**Written instruction**
Output the entries verbatim, including every line.
....
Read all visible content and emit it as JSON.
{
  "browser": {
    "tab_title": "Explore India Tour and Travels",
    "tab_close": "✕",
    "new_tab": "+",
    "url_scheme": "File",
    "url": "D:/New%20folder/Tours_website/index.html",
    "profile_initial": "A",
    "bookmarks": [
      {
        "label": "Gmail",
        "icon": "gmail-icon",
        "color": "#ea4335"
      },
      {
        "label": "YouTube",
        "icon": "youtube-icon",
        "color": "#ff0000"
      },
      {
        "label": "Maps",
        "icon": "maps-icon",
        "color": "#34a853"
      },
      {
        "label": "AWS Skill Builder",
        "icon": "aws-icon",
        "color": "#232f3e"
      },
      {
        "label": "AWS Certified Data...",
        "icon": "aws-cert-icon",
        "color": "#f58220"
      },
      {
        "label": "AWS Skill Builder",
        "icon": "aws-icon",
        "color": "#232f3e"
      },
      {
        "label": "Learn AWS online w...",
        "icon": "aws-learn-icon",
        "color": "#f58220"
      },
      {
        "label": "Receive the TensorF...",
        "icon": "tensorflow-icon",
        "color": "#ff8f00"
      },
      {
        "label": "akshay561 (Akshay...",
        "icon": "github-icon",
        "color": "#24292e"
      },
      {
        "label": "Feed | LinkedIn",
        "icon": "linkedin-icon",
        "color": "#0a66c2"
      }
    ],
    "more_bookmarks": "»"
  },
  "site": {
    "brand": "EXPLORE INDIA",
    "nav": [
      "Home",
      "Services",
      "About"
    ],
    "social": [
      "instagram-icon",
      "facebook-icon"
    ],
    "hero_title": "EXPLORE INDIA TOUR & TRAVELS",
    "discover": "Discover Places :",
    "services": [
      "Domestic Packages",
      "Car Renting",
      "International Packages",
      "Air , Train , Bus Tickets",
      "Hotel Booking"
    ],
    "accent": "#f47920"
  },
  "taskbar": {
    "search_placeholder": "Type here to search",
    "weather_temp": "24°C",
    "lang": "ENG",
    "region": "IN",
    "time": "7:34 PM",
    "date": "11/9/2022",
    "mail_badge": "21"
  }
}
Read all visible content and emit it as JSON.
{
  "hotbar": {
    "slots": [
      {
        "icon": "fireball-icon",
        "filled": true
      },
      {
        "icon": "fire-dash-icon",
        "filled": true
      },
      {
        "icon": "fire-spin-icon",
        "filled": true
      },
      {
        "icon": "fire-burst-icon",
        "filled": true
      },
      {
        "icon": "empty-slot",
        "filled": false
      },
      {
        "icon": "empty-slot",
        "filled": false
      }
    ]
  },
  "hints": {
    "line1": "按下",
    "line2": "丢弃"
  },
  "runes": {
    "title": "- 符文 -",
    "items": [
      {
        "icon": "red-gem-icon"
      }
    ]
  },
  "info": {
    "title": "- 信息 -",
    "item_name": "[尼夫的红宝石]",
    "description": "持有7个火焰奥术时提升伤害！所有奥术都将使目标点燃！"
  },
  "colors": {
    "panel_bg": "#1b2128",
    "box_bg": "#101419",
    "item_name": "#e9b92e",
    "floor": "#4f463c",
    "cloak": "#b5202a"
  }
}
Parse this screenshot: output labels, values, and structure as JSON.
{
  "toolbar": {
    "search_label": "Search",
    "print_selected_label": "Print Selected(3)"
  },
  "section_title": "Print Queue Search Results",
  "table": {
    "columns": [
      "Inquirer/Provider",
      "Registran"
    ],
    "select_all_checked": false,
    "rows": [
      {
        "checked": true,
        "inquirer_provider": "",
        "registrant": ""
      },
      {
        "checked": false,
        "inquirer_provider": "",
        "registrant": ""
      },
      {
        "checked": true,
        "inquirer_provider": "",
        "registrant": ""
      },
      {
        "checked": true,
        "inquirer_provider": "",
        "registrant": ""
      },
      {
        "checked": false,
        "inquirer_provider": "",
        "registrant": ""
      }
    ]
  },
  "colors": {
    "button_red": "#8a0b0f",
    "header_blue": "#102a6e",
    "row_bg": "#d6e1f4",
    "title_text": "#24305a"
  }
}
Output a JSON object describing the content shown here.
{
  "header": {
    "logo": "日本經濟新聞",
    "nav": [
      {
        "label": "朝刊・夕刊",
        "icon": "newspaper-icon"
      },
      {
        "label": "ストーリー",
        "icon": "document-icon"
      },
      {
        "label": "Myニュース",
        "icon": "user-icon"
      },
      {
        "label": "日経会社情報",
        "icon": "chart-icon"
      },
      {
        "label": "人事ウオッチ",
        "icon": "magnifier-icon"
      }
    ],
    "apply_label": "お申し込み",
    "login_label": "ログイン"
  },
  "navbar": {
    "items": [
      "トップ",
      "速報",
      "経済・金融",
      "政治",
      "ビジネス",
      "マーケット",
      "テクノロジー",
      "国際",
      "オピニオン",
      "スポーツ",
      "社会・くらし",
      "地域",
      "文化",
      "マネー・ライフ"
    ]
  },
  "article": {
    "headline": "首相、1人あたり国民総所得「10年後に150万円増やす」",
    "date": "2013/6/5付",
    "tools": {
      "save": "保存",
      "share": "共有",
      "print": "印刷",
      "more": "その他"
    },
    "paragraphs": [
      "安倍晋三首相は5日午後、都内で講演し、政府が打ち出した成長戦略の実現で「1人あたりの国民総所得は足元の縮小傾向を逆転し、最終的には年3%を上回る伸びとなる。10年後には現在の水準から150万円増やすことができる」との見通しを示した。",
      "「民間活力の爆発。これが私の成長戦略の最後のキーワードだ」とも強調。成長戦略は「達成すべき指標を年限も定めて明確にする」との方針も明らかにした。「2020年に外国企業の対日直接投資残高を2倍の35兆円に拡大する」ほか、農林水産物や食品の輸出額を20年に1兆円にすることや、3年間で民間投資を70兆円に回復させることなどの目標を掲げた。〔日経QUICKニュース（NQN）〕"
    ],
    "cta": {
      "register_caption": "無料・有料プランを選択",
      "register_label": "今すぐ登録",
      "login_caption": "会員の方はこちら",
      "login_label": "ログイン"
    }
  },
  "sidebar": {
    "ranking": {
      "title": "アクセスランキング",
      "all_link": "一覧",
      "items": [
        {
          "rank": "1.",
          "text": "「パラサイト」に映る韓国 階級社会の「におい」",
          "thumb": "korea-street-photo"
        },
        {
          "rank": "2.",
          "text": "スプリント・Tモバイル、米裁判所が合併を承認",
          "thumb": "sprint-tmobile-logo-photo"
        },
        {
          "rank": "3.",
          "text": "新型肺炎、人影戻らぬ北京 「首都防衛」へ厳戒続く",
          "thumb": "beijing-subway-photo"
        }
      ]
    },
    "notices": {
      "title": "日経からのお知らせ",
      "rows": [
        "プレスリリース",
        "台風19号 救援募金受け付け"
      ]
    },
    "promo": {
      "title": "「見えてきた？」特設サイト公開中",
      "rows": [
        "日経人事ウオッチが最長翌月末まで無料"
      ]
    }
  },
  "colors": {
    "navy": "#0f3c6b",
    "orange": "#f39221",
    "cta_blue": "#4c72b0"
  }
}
....
**Output below**
Read all visible content and emit it as JSON.
{
  "browser": {
    "tab_title": "Explore India Tour and Travels",
    "tab_close": "✕",
    "new_tab": "+",
    "url_scheme": "File",
    "url": "D:/New%20folder/Tours_website/index.html",
    "profile_initial": "A",
    "bookmarks": [
      {
        "label": "Gmail",
        "icon": "gmail-icon",
        "color": "#ea4335"
      },
      {
        "label": "YouTube",
        "icon": "youtube-icon",
        "color": "#ff0000"
      },
      {
        "label": "Maps",
        "icon": "maps-icon",
        "color": "#34a853"
      },
      {
        "label": "AWS Skill Builder",
        "icon": "aws-icon",
        "color": "#232f3e"
      },
      {
        "label": "AWS Certified Data...",
        "icon": "aws-cert-icon",
        "color": "#f58220"
      },
      {
        "label": "AWS Skill Builder",
        "icon": "aws-icon",
        "color": "#232f3e"
      },
      {
        "label": "Learn AWS online w...",
        "icon": "aws-learn-icon",
        "color": "#f58220"
      },
      {
        "label": "Receive the TensorF...",
        "icon": "tensorflow-icon",
        "color": "#ff8f00"
      },
      {
        "label": "akshay561 (Akshay...",
        "icon": "github-icon",
        "color": "#24292e"
      },
      {
        "label": "Feed | LinkedIn",
        "icon": "linkedin-icon",
        "color": "#0a66c2"
      }
    ],
    "more_bookmarks": "»"
  },
  "site": {
    "brand": "EXPLORE INDIA",
    "nav": [
      "Home",
      "Services",
      "About"
    ],
    "social": [
      "instagram-icon",
      "facebook-icon"
    ],
    "hero_title": "EXPLORE INDIA TOUR & TRAVELS",
    "discover": "Discover Places :",
    "services": [
      "Domestic Packages",
      "Car Renting",
      "International Packages",
      "Air , Train , Bus Tickets",
      "Hotel Booking"
    ],
    "accent": "#f47920"
  },
  "taskbar": {
    "search_placeholder": "Type here to search",
    "weather_temp": "24°C",
    "lang": "ENG",
    "region": "IN",
    "time": "7:34 PM",
    "date": "11/9/2022",
    "mail_badge": "21"
  }
}
Read all visible content and emit it as JSON.
{
  "hotbar": {
    "slots": [
      {
        "icon": "fireball-icon",
        "filled": true
      },
      {
        "icon": "fire-dash-icon",
        "filled": true
      },
      {
        "icon": "fire-spin-icon",
        "filled": true
      },
      {
        "icon": "fire-burst-icon",
        "filled": true
      },
      {
        "icon": "empty-slot",
        "filled": false
      },
      {
        "icon": "empty-slot",
        "filled": false
      }
    ]
  },
  "hints": {
    "line1": "按下",
    "line2": "丢弃"
  },
  "runes": {
    "title": "- 符文 -",
    "items": [
      {
        "icon": "red-gem-icon"
      }
    ]
  },
  "info": {
    "title": "- 信息 -",
    "item_name": "[尼夫的红宝石]",
    "description": "持有7个火焰奥术时提升伤害！所有奥术都将使目标点燃！"
  },
  "colors": {
    "panel_bg": "#1b2128",
    "box_bg": "#101419",
    "item_name": "#e9b92e",
    "floor": "#4f463c",
    "cloak": "#b5202a"
  }
}
Parse this screenshot: output labels, values, and structure as JSON.
{
  "toolbar": {
    "search_label": "Search",
    "print_selected_label": "Print Selected(3)"
  },
  "section_title": "Print Queue Search Results",
  "table": {
    "columns": [
      "Inquirer/Provider",
      "Registran"
    ],
    "select_all_checked": false,
    "rows": [
      {
        "checked": true,
        "inquirer_provider": "",
        "registrant": ""
      },
      {
        "checked": false,
        "inquirer_provider": "",
        "registrant": ""
      },
      {
        "checked": true,
        "inquirer_provider": "",
        "registrant": ""
      },
      {
        "checked": true,
        "inquirer_provider": "",
        "registrant": ""
      },
      {
        "checked": false,
        "inquirer_provider": "",
        "registrant": ""
      }
    ]
  },
  "colors": {
    "button_red": "#8a0b0f",
    "header_blue": "#102a6e",
    "row_bg": "#d6e1f4",
    "title_text": "#24305a"
  }
}
Output a JSON object describing the content shown here.
{
  "header": {
    "logo": "日本經濟新聞",
    "nav": [
      {
        "label": "朝刊・夕刊",
        "icon": "newspaper-icon"
      },
      {
        "label": "ストーリー",
        "icon": "document-icon"
      },
      {
        "label": "Myニュース",
        "icon": "user-icon"
      },
      {
        "label": "日経会社情報",
        "icon": "chart-icon"
      },
      {
        "label": "人事ウオッチ",
        "icon": "magnifier-icon"
      }
    ],
    "apply_label": "お申し込み",
    "login_label": "ログイン"
  },
  "navbar": {
    "items": [
      "トップ",
      "速報",
      "経済・金融",
      "政治",
      "ビジネス",
      "マーケット",
      "テクノロジー",
      "国際",
      "オピニオン",
      "スポーツ",
      "社会・くらし",
      "地域",
      "文化",
      "マネー・ライフ"
    ]
  },
  "article": {
    "headline": "首相、1人あたり国民総所得「10年後に150万円増やす」",
    "date": "2013/6/5付",
    "tools": {
      "save": "保存",
      "share": "共有",
      "print": "印刷",
      "more": "その他"
    },
    "paragraphs": [
      "安倍晋三首相は5日午後、都内で講演し、政府が打ち出した成長戦略の実現で「1人あたりの国民総所得は足元の縮小傾向を逆転し、最終的には年3%を上回る伸びとなる。10年後には現在の水準から150万円増やすことができる」との見通しを示した。",
      "「民間活力の爆発。これが私の成長戦略の最後のキーワードだ」とも強調。成長戦略は「達成すべき指標を年限も定めて明確にする」との方針も明らかにした。「2020年に外国企業の対日直接投資残高を2倍の35兆円に拡大する」ほか、農林水産物や食品の輸出額を20年に1兆円にすることや、3年間で民間投資を70兆円に回復させることなどの目標を掲げた。〔日経QUICKニュース（NQN）〕"
    ],
    "cta": {
      "register_caption": "無料・有料プランを選択",
      "register_label": "今すぐ登録",
      "login_caption": "会員の方はこちら",
      "login_label": "ログイン"
    }
  },
  "sidebar": {
    "ranking": {
      "title": "アクセスランキング",
      "all_link": "一覧",
      "items": [
        {
          "rank": "1.",
          "text": "「パラサイト」に映る韓国 階級社会の「におい」",
          "thumb": "korea-street-photo"
        },
        {
          "rank": "2.",
          "text": "スプリント・Tモバイル、米裁判所が合併を承認",
          "thumb": "sprint-tmobile-logo-photo"
        },
        {
          "rank": "3.",
          "text": "新型肺炎、人影戻らぬ北京 「首都防衛」へ厳戒続く",
          "thumb": "beijing-subway-photo"
        }
      ]
    },
    "notices": {
      "title": "日経からのお知らせ",
      "rows": [
        "プレスリリース",
        "台風19号 救援募金受け付け"
      ]
    },
    "promo": {
      "title": "「見えてきた？」特設サイト公開中",
      "rows": [
        "日経人事ウオッチが最長翌月末まで無料"
      ]
    }
  },
  "colors": {
    "navy": "#0f3c6b",
    "orange": "#f39221",
    "cta_blue": "#4c72b0"
  }
}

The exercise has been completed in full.